Could you write out every entry exactly as it stands?

PROVIDED DATA –
____

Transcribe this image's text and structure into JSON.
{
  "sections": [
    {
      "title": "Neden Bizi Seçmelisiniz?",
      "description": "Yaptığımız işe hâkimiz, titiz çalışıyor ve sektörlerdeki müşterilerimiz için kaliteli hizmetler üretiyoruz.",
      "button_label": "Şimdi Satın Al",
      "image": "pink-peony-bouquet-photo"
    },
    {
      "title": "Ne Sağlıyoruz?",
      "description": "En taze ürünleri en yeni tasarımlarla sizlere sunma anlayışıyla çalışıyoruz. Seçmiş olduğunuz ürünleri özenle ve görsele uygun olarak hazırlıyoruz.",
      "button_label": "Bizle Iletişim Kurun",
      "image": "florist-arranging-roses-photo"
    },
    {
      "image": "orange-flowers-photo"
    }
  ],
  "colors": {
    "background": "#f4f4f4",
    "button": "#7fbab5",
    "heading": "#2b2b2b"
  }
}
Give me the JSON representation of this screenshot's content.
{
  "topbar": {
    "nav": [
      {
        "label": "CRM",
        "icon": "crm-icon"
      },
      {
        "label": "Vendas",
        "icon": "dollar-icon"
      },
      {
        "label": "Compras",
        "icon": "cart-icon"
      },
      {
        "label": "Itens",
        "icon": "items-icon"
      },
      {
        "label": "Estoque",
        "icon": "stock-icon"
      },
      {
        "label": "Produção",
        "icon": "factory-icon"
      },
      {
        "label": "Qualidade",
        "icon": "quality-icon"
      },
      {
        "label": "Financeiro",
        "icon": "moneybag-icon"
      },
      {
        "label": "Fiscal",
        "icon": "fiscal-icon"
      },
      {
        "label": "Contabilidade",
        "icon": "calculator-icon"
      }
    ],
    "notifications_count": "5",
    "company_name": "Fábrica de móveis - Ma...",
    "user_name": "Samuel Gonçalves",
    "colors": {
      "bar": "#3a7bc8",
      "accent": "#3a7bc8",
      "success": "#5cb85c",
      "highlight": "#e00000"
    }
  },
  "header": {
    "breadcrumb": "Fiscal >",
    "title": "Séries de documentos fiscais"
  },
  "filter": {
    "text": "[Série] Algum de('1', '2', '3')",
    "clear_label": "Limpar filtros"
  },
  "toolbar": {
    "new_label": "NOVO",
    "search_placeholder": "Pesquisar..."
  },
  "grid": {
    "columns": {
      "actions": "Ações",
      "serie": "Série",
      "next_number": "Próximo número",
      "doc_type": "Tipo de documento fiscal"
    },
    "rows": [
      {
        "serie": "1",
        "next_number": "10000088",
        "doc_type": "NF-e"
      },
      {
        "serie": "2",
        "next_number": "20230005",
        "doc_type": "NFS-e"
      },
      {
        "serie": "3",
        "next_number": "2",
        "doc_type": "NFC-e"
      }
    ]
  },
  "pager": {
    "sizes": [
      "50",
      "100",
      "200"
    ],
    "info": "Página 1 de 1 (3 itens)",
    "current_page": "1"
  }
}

____

FULL RESPONSE –
Transcribe this image's text and structure into JSON.
{
  "sections": [
    {
      "title": "Neden Bizi Seçmelisiniz?",
      "description": "Yaptığımız işe hâkimiz, titiz çalışıyor ve sektörlerdeki müşterilerimiz için kaliteli hizmetler üretiyoruz.",
      "button_label": "Şimdi Satın Al",
      "image": "pink-peony-bouquet-photo"
    },
    {
      "title": "Ne Sağlıyoruz?",
      "description": "En taze ürünleri en yeni tasarımlarla sizlere sunma anlayışıyla çalışıyoruz. Seçmiş olduğunuz ürünleri özenle ve görsele uygun olarak hazırlıyoruz.",
      "button_label": "Bizle Iletişim Kurun",
      "image": "florist-arranging-roses-photo"
    },
    {
      "image": "orange-flowers-photo"
    }
  ],
  "colors": {
    "background": "#f4f4f4",
    "button": "#7fbab5",
    "heading": "#2b2b2b"
  }
}
Give me the JSON representation of this screenshot's content.
{
  "topbar": {
    "nav": [
      {
        "label": "CRM",
        "icon": "crm-icon"
      },
      {
        "label": "Vendas",
        "icon": "dollar-icon"
      },
      {
        "label": "Compras",
        "icon": "cart-icon"
      },
      {
        "label": "Itens",
        "icon": "items-icon"
      },
      {
        "label": "Estoque",
        "icon": "stock-icon"
      },
      {
        "label": "Produção",
        "icon": "factory-icon"
      },
      {
        "label": "Qualidade",
        "icon": "quality-icon"
      },
      {
        "label": "Financeiro",
        "icon": "moneybag-icon"
      },
      {
        "label": "Fiscal",
        "icon": "fiscal-icon"
      },
      {
        "label": "Contabilidade",
        "icon": "calculator-icon"
      }
    ],
    "notifications_count": "5",
    "company_name": "Fábrica de móveis - Ma...",
    "user_name": "Samuel Gonçalves",
    "colors": {
      "bar": "#3a7bc8",
      "accent": "#3a7bc8",
      "success": "#5cb85c",
      "highlight": "#e00000"
    }
  },
  "header": {
    "breadcrumb": "Fiscal >",
    "title": "Séries de documentos fiscais"
  },
  "filter": {
    "text": "[Série] Algum de('1', '2', '3')",
    "clear_label": "Limpar filtros"
  },
  "toolbar": {
    "new_label": "NOVO",
    "search_placeholder": "Pesquisar..."
  },
  "grid": {
    "columns": {
      "actions": "Ações",
      "serie": "Série",
      "next_number": "Próximo número",
      "doc_type": "Tipo de documento fiscal"
    },
    "rows": [
      {
        "serie": "1",
        "next_number": "10000088",
        "doc_type": "NF-e"
      },
      {
        "serie": "2",
        "next_number": "20230005",
        "doc_type": "NFS-e"
      },
      {
        "serie": "3",
        "next_number": "2",
        "doc_type": "NFC-e"
      }
    ]
  },
  "pager": {
    "sizes": [
      "50",
      "100",
      "200"
    ],
    "info": "Página 1 de 1 (3 itens)",
    "current_page": "1"
  }
}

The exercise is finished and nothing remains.